* [THE EXERCISE]: Return the lines below that carry the word "distance".

* [INFORMATION SHOWN]:
┌────────

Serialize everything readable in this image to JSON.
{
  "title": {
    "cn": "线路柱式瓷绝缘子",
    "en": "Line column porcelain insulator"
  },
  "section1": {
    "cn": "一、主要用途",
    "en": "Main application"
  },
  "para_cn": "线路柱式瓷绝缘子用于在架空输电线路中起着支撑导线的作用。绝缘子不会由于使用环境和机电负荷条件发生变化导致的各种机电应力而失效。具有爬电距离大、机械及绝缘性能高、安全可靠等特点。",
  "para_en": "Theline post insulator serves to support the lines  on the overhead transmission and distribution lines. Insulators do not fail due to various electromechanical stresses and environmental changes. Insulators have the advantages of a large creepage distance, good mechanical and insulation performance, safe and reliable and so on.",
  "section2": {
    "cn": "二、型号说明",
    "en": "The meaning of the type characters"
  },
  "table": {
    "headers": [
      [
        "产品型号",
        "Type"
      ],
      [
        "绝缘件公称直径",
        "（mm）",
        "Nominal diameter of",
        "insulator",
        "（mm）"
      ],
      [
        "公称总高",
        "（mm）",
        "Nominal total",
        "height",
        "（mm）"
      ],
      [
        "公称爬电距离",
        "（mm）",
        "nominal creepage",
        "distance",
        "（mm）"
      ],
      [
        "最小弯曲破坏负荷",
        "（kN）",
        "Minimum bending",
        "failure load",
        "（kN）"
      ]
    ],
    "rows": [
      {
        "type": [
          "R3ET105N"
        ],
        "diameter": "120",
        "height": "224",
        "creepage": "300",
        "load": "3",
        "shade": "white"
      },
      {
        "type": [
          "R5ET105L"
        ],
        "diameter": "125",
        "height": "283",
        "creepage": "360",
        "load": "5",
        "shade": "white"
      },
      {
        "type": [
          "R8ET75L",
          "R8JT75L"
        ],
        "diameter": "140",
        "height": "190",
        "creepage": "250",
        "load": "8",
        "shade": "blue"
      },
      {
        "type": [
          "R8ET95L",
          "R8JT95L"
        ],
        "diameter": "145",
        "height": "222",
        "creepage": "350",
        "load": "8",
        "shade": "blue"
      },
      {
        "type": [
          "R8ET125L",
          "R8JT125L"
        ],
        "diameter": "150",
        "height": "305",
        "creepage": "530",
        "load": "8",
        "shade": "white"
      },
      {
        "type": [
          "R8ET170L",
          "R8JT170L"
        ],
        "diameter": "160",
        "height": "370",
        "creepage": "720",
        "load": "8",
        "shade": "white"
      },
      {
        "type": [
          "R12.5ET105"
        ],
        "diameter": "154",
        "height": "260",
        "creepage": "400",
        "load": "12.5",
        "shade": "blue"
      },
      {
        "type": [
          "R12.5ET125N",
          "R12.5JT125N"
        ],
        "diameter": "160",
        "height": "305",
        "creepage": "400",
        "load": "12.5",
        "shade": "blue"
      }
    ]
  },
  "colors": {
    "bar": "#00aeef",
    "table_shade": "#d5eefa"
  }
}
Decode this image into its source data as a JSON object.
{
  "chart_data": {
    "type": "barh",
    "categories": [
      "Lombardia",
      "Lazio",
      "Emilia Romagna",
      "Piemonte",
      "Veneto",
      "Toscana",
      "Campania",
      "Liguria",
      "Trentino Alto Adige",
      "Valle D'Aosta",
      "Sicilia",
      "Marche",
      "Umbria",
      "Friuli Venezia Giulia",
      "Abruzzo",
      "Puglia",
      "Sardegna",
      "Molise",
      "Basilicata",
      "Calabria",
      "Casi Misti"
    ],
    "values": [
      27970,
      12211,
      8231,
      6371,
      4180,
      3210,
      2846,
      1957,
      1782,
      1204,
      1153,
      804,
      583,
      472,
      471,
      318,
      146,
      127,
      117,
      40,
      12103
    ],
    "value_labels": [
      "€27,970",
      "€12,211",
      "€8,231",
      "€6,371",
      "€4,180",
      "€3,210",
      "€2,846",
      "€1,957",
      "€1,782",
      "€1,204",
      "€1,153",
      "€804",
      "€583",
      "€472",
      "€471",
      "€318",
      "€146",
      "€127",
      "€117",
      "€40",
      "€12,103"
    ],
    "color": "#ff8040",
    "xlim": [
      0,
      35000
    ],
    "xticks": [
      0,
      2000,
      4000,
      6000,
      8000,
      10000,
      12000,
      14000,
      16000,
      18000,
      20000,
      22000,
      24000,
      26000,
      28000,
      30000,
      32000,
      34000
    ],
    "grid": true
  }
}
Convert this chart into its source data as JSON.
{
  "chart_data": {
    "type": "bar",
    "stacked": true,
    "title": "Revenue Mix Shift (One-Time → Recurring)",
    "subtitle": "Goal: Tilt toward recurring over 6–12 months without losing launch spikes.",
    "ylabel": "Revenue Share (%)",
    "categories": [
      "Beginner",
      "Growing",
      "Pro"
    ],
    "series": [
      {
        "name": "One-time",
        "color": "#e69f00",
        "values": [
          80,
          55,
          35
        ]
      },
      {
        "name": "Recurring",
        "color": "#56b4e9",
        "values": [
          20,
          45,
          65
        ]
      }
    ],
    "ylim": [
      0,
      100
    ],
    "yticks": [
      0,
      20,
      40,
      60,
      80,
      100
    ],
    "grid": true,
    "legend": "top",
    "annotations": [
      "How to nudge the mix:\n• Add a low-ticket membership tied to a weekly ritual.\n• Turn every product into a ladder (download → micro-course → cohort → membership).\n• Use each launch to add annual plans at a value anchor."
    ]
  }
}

└────────

* [WRITTEN REPLY]:
  "para_en": "Theline post insulator serves to support the lines  on the overhead transmission and distribution lines. Insulators do not fail due to various electromechanical stresses and environmental changes. Insulators have the advantages of a large creepage distance, good mechanical and insulation performance, safe and reliable and so on.",
        "distance",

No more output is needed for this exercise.